* **What is asked**: Pick out the lines below that contain the string "Contour" and copy them all.

* **Record list**:
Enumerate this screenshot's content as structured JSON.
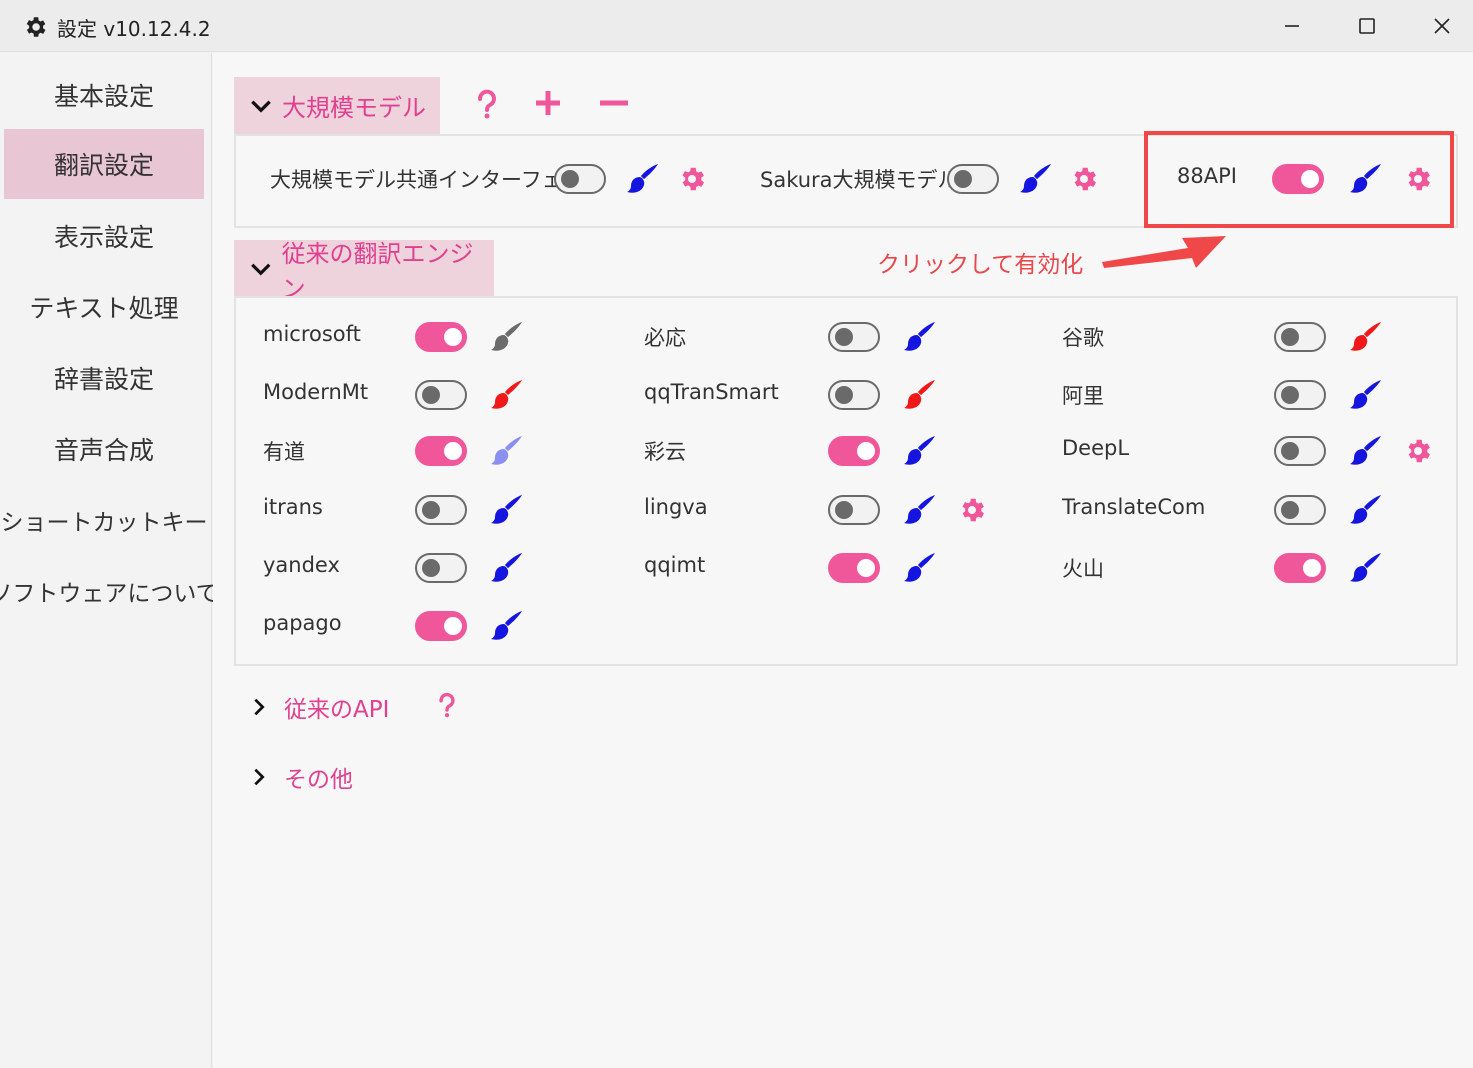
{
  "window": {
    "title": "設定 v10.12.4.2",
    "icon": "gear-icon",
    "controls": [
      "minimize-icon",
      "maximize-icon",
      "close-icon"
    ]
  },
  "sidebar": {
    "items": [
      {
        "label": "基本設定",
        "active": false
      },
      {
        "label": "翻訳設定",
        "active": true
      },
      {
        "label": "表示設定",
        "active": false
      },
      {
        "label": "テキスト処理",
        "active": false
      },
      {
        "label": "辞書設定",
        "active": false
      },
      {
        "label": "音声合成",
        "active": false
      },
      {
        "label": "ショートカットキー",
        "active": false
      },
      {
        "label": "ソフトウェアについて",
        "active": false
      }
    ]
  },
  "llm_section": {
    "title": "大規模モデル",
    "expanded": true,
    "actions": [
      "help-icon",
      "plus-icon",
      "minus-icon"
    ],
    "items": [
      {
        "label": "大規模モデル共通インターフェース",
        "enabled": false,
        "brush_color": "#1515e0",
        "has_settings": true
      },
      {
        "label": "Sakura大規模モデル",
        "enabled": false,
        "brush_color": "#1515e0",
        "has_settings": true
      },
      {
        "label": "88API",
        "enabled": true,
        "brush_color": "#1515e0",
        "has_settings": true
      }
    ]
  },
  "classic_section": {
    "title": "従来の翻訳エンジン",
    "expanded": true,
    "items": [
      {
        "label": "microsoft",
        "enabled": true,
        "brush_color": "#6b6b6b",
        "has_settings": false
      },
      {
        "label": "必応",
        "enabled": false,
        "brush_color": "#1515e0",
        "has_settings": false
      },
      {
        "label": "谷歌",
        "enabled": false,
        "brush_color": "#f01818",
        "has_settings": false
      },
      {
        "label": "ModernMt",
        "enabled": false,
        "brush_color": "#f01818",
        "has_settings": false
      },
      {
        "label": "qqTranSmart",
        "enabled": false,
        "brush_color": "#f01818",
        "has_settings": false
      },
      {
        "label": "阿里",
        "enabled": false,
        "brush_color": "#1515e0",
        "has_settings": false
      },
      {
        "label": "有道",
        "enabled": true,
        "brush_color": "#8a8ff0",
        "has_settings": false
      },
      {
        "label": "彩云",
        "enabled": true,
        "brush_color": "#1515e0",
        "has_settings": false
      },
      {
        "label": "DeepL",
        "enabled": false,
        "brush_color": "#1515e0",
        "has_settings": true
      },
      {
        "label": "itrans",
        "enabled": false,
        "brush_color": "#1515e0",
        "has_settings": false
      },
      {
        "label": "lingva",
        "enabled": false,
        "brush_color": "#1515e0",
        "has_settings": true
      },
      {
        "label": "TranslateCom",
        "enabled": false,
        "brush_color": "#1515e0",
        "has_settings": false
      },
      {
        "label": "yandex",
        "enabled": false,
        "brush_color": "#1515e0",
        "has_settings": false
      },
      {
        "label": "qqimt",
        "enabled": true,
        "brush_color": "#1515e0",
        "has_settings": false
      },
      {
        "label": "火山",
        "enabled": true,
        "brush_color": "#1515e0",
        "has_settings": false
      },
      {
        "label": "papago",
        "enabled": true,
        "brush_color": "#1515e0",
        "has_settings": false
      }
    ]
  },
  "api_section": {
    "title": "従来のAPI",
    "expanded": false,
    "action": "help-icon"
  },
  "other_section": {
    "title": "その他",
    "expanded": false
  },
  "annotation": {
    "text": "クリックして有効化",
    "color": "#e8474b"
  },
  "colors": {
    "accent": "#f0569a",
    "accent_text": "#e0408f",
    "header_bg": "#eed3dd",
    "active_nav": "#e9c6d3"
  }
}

...

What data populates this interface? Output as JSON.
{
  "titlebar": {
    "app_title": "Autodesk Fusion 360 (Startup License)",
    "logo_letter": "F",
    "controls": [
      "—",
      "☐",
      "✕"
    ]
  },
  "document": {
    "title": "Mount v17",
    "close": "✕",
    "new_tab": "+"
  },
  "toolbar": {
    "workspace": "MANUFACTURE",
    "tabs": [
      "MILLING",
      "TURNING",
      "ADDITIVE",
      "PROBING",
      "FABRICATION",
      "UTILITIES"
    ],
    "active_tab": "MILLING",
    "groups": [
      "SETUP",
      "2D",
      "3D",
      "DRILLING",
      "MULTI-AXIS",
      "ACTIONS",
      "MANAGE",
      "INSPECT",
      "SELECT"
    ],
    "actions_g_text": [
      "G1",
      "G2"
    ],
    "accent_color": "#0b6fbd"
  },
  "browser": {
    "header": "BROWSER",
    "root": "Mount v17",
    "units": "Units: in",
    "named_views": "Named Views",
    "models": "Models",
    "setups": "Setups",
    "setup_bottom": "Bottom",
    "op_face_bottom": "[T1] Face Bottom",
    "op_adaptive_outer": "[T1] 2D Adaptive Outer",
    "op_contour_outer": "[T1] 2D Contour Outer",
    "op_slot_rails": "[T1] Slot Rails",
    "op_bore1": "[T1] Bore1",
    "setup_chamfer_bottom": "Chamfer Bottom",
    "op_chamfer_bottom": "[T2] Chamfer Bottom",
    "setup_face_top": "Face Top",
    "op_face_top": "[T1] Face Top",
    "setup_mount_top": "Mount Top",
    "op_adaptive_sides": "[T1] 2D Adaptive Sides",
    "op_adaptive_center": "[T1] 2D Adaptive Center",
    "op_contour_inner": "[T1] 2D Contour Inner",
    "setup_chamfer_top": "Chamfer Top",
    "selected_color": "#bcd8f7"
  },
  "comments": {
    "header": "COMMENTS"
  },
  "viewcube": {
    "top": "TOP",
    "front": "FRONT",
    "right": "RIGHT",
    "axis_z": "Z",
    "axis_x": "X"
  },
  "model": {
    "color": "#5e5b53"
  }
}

* **Correct answer**:
    "op_contour_outer": "[T1] 2D Contour Outer",
    "op_contour_inner": "[T1] 2D Contour Inner",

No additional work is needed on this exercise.